What is the number of lines containing the word "suffix"? Give that number alone.
--- start Provided data ---
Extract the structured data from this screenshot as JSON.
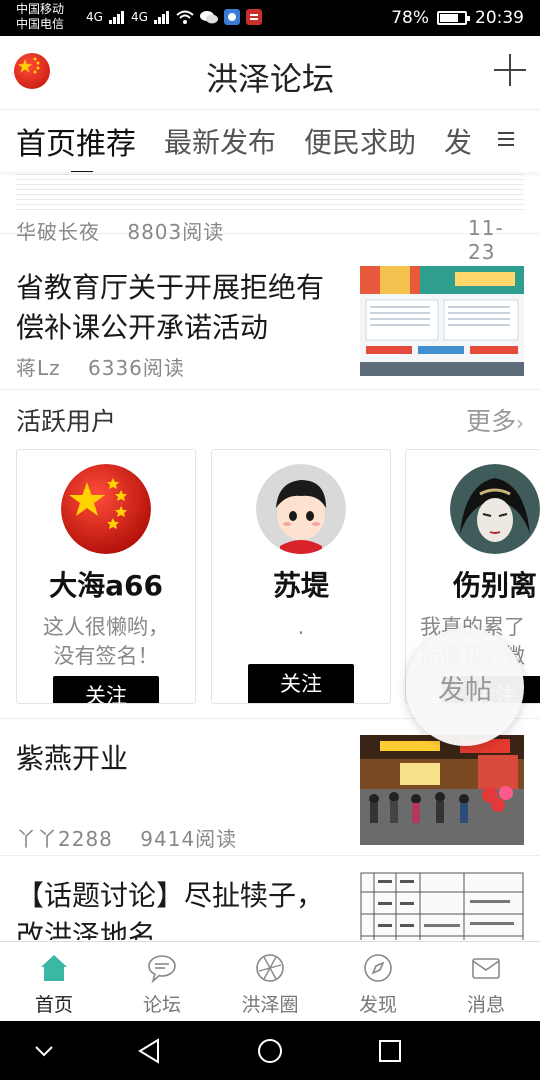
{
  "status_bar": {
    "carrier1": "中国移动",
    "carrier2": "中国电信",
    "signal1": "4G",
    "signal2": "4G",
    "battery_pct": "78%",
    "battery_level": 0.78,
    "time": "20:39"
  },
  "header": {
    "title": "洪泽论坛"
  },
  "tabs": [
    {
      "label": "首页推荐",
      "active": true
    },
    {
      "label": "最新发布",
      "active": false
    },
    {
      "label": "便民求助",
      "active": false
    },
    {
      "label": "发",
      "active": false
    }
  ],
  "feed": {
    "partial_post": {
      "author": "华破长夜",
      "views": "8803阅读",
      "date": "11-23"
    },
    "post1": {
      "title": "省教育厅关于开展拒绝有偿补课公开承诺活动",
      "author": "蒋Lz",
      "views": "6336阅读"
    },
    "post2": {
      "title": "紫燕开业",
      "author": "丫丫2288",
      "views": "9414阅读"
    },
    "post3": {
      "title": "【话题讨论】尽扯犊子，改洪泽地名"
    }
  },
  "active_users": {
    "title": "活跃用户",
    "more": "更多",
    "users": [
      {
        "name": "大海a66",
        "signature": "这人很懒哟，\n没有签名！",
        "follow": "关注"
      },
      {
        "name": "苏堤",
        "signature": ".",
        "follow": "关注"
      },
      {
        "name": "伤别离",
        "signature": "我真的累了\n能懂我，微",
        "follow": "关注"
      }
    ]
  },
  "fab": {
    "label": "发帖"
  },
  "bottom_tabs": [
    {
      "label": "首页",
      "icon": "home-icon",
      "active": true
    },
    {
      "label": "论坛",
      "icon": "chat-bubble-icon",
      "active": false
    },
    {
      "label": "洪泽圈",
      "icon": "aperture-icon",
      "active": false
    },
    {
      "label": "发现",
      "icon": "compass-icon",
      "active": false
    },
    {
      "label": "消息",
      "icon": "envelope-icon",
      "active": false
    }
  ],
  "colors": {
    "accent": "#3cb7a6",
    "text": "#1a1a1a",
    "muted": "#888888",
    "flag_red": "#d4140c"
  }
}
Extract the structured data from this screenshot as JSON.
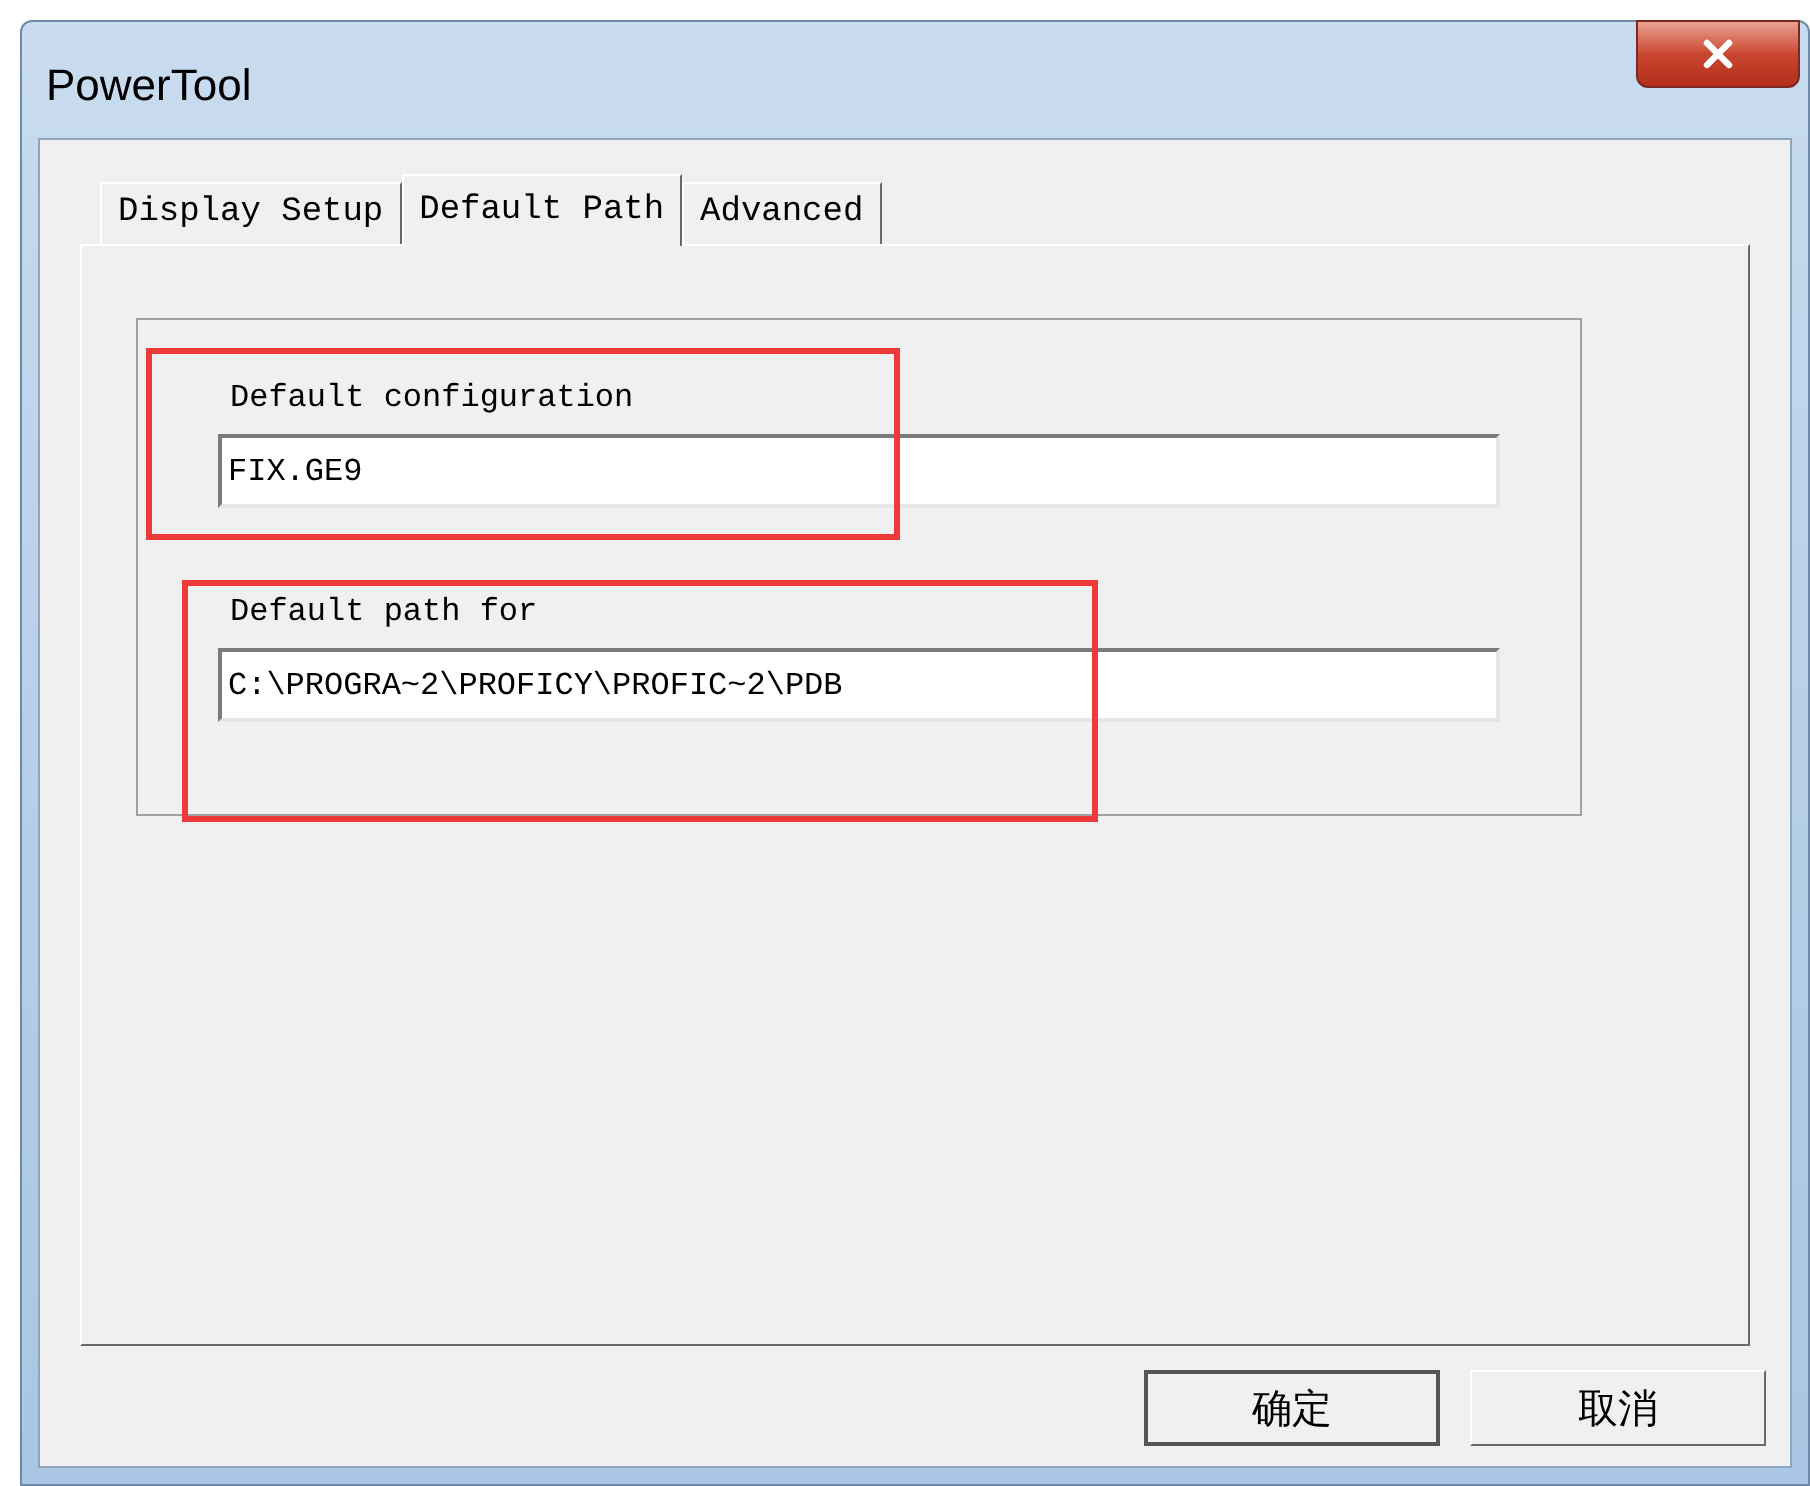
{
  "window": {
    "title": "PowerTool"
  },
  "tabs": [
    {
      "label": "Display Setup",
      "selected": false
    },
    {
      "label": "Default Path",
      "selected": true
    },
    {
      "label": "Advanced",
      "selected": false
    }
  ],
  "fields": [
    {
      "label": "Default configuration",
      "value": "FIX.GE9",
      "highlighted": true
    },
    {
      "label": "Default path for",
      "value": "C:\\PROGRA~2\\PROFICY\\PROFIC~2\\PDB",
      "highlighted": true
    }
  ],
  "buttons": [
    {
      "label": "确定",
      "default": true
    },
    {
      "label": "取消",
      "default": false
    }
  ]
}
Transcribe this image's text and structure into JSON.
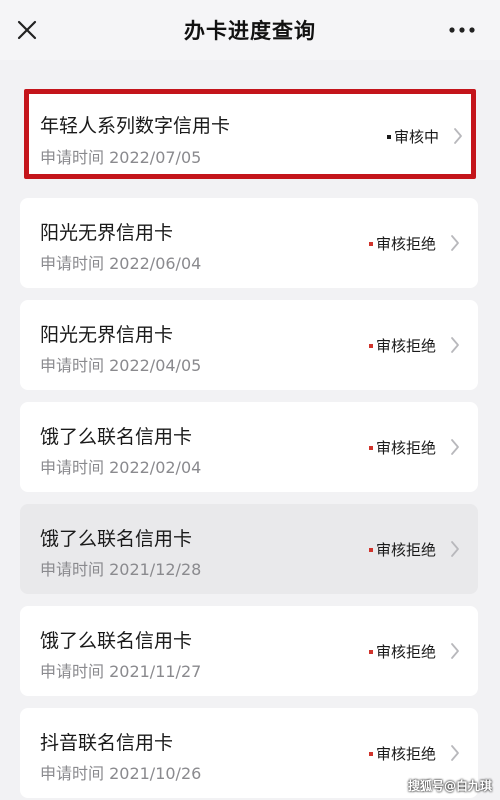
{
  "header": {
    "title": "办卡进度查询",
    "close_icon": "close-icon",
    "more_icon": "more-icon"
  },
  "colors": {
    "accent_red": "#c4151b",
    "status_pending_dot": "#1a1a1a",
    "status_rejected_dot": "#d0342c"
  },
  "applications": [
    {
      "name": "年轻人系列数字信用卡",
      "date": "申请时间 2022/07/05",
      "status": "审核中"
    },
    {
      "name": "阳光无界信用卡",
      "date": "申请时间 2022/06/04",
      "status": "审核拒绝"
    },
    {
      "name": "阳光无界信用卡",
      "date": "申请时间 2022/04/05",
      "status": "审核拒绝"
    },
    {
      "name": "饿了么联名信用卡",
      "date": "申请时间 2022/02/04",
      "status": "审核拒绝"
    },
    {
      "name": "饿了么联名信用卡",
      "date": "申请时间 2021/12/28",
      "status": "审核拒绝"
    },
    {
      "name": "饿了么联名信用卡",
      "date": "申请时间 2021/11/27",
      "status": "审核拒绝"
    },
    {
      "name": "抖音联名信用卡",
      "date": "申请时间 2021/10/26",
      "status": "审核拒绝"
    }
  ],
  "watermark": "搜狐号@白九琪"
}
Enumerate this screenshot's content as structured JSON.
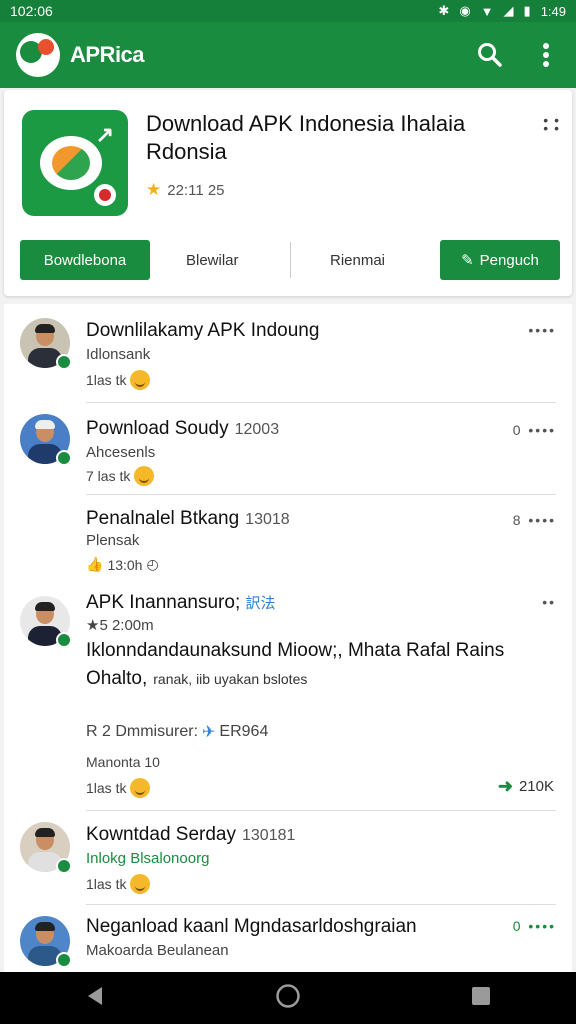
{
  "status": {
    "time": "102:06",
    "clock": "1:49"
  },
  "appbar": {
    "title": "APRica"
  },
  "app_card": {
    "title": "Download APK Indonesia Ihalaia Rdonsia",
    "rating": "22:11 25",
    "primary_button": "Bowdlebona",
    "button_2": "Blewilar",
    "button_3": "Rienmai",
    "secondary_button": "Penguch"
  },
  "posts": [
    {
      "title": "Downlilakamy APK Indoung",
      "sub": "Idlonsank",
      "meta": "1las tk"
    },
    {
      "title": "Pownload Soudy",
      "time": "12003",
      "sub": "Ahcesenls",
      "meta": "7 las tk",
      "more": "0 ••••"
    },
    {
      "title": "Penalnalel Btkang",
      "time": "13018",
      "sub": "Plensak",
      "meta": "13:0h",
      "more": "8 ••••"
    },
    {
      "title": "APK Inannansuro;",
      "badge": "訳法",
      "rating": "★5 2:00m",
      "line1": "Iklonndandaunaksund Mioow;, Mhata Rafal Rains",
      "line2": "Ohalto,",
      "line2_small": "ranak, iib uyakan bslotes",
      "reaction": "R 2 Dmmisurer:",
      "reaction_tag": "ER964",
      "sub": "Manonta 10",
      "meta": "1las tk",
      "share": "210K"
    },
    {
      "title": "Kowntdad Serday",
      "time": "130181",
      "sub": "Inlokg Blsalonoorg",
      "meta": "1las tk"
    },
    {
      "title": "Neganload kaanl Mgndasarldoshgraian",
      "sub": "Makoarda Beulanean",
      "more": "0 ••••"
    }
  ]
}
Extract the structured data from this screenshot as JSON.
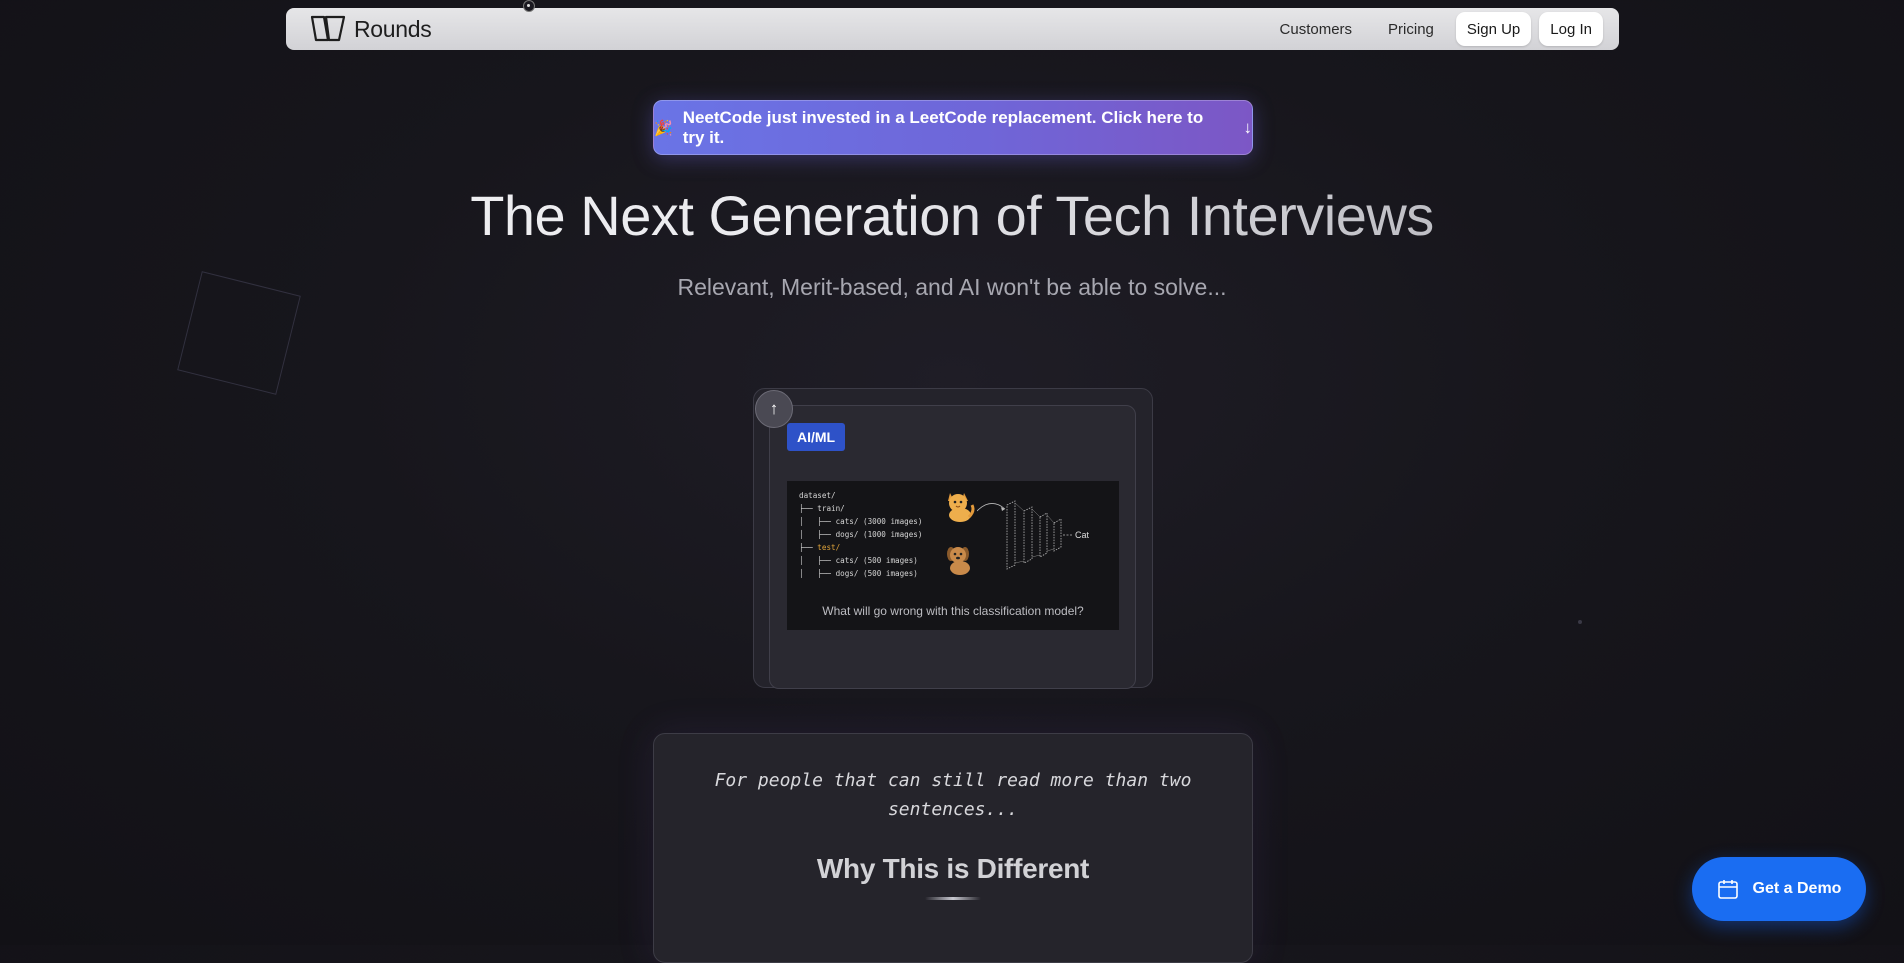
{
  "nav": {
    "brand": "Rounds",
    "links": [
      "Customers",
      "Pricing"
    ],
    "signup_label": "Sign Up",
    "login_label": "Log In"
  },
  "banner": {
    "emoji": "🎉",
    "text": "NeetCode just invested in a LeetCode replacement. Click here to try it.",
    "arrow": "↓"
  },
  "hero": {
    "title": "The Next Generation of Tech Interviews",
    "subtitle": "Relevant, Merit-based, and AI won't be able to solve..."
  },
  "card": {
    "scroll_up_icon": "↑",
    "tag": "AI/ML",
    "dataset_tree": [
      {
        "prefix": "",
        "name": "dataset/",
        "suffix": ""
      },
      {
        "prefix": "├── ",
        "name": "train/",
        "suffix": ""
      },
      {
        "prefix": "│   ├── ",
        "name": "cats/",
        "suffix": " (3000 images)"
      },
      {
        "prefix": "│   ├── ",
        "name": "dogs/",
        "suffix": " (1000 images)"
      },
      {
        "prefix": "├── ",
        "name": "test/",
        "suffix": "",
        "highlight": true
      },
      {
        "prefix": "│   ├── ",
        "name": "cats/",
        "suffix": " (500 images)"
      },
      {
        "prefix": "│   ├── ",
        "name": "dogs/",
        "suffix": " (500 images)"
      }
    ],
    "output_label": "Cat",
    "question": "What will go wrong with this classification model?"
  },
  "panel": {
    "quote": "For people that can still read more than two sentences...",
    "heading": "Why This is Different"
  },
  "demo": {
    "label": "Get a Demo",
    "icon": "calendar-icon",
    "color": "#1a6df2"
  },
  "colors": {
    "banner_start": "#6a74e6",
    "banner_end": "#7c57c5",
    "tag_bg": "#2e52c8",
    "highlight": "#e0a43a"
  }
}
--- end Provided data ---
Response for this exercise
7